[Figure record extracts]
** START **
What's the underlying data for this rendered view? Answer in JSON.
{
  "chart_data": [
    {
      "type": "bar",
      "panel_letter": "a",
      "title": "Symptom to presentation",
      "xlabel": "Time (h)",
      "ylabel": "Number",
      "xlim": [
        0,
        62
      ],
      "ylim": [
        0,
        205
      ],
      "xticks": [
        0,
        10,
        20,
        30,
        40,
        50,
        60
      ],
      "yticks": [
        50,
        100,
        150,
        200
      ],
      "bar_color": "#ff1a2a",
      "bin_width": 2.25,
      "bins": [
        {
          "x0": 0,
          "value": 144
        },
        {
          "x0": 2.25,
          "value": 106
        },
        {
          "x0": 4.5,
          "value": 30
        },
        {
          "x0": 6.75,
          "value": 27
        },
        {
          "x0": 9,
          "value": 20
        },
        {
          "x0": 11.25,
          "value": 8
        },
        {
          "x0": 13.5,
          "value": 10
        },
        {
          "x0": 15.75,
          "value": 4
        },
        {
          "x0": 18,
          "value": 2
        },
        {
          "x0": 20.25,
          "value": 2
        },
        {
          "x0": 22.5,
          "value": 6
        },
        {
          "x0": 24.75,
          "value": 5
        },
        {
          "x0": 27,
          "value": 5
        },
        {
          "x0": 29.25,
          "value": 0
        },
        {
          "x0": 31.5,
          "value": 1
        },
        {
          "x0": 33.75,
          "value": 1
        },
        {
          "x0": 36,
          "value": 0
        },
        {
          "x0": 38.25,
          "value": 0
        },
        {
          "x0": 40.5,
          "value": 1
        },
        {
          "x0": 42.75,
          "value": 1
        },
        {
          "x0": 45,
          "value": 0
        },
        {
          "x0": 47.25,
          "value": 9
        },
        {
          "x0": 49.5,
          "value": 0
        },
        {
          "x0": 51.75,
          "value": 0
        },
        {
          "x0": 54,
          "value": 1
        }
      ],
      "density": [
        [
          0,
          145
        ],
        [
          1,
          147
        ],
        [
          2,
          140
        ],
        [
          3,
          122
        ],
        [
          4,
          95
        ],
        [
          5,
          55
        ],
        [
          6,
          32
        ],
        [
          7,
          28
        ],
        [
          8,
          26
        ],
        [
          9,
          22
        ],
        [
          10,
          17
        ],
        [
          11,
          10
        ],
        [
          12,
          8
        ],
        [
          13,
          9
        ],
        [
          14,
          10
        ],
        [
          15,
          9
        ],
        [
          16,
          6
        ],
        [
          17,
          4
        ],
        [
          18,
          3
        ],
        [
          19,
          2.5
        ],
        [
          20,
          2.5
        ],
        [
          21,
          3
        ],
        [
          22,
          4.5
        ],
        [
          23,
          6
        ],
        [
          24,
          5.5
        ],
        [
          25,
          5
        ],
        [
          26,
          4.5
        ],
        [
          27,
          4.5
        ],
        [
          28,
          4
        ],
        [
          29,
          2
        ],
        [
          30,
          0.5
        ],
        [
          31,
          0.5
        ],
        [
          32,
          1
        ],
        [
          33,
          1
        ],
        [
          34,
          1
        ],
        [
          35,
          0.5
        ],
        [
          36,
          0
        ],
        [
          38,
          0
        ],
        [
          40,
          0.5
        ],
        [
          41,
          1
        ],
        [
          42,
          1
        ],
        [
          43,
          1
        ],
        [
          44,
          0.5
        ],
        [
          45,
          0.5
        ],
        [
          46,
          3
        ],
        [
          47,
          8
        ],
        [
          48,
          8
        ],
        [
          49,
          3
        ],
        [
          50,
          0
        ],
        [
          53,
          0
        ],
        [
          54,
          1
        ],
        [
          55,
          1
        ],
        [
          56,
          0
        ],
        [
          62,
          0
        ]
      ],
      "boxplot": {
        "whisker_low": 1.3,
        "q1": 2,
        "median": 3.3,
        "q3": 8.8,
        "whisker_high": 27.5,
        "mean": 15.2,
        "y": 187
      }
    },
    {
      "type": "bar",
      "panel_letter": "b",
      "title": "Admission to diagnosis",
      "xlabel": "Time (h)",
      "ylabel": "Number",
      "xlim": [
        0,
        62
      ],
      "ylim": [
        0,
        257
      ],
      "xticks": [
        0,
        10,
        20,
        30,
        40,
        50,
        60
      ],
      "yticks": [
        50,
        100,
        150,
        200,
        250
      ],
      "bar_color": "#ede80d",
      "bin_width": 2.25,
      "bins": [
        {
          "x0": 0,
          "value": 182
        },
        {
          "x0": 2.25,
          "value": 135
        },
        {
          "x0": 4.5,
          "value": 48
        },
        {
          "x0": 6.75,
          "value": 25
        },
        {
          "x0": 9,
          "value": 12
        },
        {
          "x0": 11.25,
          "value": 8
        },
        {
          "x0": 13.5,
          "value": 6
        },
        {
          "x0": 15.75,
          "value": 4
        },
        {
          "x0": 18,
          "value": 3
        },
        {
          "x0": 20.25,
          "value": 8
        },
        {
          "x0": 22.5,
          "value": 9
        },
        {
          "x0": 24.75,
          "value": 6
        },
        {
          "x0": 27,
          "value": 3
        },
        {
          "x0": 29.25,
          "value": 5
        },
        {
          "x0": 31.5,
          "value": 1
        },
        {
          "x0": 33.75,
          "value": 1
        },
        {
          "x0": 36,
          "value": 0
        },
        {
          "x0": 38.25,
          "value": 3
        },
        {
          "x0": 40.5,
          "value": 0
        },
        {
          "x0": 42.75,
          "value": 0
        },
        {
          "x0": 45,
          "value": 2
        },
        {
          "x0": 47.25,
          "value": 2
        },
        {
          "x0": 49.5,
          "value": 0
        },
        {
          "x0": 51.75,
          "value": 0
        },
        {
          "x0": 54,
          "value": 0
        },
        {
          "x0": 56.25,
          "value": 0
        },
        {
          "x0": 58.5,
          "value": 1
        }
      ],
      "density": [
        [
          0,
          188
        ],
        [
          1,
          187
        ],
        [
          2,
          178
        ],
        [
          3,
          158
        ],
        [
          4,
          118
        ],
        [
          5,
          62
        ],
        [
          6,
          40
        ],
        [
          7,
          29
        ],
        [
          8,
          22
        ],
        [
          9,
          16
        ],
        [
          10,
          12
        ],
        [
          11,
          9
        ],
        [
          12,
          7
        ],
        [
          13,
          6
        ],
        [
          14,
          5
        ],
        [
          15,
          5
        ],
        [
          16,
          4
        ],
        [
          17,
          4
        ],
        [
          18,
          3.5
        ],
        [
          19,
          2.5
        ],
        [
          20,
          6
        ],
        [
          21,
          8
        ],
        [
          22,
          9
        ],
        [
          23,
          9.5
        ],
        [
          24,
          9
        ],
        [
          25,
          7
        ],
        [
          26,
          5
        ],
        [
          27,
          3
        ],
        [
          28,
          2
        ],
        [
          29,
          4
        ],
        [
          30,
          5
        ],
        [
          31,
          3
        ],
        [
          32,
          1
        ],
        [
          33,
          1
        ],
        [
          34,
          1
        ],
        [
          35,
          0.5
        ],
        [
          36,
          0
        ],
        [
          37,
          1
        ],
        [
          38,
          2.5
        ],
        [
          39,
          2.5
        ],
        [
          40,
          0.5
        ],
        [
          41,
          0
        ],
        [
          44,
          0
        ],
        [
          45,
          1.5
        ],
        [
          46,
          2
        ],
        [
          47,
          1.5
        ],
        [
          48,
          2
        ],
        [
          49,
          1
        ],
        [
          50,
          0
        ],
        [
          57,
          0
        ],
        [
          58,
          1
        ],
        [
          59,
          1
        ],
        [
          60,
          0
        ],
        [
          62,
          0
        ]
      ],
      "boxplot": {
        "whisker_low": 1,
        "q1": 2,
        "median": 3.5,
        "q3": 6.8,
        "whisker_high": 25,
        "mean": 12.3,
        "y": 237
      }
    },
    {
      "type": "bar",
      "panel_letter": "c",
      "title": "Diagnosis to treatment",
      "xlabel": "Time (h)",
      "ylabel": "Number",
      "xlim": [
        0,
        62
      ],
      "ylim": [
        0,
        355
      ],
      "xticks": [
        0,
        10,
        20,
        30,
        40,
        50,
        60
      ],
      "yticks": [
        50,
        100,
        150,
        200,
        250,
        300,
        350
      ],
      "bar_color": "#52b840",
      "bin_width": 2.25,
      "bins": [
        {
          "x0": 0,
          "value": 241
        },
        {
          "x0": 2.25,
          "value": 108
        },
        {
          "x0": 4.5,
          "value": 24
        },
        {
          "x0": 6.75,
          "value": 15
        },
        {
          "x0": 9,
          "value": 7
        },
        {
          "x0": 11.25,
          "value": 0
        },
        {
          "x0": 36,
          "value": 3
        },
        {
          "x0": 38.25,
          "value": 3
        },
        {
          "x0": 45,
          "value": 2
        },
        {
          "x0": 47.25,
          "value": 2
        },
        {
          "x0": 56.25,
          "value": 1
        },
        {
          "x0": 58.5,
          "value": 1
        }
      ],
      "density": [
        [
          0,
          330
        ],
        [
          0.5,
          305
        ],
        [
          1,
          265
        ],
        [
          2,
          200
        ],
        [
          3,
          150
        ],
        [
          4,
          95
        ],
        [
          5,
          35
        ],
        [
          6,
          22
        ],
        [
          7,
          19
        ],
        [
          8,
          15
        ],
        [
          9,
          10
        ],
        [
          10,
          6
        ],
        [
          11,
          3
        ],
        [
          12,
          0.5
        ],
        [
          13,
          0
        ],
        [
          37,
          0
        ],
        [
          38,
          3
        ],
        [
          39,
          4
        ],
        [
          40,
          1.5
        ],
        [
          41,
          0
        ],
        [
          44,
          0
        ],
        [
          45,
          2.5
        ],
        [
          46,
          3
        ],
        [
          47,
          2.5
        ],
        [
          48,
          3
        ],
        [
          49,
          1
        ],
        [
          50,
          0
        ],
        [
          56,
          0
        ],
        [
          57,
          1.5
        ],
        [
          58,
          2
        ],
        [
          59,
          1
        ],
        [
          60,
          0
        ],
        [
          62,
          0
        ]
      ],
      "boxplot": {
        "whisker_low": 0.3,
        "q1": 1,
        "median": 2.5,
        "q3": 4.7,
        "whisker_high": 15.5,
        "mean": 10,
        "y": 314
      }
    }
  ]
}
** END **
What you will do: Your answer should be one number: how many lines in the material above contain the string "title".

Solution to this exercise: 3